Extracts from a graphics dataset
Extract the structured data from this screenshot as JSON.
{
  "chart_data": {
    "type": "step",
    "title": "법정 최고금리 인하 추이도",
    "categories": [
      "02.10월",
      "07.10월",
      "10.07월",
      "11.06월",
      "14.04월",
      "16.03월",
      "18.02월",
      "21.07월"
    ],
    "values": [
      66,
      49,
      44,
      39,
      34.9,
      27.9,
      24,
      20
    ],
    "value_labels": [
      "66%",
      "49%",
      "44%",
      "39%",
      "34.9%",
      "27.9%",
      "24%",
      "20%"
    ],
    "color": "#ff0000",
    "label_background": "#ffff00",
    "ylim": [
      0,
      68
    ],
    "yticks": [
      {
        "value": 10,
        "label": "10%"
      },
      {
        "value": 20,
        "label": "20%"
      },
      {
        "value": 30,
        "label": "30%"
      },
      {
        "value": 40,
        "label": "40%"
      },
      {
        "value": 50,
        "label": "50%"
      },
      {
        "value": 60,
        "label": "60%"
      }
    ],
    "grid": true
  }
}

==

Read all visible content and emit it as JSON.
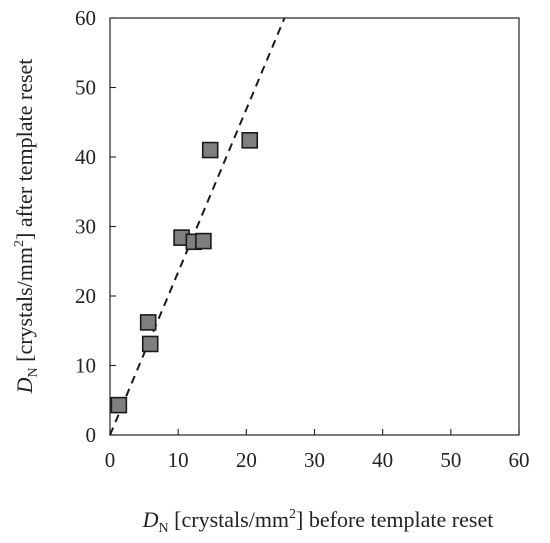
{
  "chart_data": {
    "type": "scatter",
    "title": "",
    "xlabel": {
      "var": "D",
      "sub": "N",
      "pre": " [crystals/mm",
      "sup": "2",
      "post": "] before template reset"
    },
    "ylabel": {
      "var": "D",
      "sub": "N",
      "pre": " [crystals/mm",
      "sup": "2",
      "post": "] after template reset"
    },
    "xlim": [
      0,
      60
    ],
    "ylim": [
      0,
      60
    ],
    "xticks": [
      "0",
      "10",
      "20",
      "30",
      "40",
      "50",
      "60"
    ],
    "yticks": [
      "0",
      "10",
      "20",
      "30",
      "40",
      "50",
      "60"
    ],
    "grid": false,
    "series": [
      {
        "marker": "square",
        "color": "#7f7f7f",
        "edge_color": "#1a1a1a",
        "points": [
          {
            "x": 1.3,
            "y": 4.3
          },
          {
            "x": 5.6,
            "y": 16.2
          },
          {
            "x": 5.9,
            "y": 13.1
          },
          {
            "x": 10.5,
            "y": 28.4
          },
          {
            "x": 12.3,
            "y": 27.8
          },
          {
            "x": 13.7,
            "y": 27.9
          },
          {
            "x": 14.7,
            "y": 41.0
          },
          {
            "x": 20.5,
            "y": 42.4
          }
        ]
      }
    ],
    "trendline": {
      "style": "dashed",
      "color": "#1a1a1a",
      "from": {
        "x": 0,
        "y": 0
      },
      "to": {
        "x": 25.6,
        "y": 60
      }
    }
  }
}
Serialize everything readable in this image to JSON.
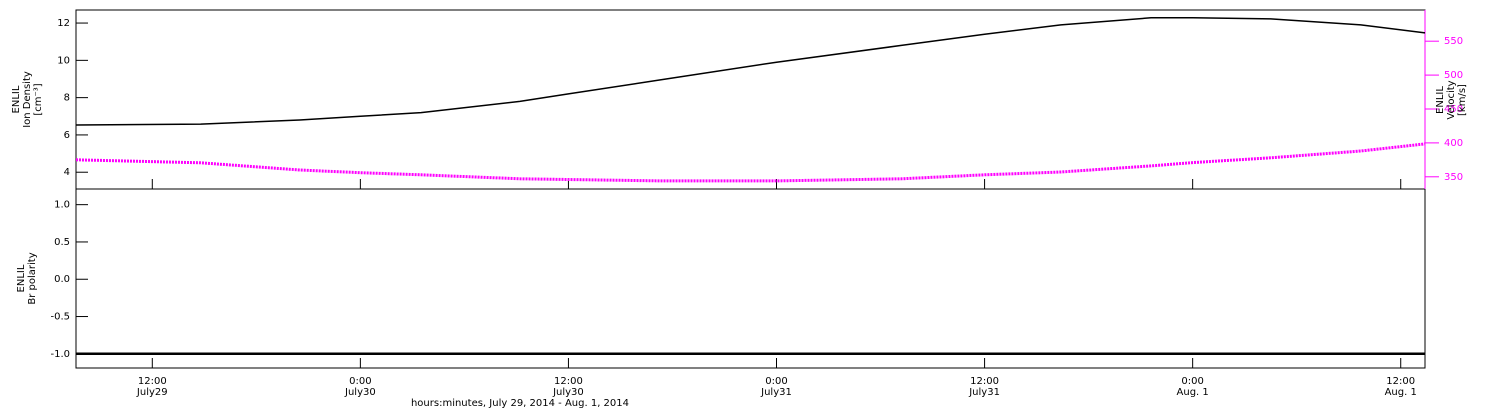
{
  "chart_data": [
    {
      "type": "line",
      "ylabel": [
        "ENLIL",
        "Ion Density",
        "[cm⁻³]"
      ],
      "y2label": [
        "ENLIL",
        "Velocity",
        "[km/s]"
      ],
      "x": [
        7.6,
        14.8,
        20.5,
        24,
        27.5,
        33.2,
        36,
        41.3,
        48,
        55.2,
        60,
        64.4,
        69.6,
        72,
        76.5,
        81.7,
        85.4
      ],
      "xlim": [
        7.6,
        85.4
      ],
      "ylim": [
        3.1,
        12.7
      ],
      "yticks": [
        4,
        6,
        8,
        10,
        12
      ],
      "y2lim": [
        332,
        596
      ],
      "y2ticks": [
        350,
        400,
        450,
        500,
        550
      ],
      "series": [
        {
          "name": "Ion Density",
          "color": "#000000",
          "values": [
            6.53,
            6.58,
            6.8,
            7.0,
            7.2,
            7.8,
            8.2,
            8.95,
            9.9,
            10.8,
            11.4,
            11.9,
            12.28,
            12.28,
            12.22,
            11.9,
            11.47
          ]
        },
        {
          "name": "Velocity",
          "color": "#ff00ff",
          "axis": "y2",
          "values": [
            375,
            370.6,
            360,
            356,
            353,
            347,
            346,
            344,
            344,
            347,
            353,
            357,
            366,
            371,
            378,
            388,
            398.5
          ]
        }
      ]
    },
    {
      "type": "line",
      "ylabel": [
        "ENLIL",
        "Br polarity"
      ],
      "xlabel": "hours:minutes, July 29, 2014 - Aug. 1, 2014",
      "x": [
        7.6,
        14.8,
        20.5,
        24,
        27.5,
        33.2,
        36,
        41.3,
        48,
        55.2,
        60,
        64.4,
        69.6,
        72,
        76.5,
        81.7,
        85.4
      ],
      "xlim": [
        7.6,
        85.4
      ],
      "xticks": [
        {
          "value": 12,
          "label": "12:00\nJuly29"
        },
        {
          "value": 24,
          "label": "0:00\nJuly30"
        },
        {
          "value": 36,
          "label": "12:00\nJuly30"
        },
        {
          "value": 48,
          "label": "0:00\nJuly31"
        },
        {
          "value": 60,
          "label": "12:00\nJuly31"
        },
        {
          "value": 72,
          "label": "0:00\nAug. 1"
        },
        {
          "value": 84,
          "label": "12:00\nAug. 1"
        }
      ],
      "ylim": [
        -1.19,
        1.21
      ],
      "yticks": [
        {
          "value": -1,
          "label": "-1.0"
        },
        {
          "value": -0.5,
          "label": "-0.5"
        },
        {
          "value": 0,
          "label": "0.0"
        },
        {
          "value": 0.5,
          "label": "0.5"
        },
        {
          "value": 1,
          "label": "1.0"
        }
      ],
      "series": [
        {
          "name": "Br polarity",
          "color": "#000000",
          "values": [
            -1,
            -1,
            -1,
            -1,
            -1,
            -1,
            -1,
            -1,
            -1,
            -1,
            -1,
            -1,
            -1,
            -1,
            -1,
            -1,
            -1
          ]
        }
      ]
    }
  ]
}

* * *

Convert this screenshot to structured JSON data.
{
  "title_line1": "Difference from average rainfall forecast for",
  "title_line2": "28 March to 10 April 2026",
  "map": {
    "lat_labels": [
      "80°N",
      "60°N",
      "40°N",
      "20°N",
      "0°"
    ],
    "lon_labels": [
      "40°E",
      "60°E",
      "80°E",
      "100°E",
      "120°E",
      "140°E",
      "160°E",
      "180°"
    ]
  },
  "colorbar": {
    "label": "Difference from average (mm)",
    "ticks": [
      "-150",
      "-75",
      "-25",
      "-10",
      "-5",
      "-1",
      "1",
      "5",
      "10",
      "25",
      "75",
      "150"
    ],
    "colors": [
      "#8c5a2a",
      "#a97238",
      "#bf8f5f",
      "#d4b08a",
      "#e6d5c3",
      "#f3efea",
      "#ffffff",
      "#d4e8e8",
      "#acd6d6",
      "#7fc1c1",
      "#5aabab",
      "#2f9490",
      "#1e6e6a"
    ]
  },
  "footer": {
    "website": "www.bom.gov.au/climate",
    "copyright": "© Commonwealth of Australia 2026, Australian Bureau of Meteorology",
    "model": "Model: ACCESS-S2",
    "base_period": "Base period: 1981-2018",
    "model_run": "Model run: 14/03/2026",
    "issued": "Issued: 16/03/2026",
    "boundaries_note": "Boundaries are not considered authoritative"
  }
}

> [EXERCISE GOAL] Copy every line of the material in which the word "name" occurs.

> [RESPONSE TO THE TASK]
          "name": "Ion Density",
          "name": "Velocity",
          "name": "Br polarity",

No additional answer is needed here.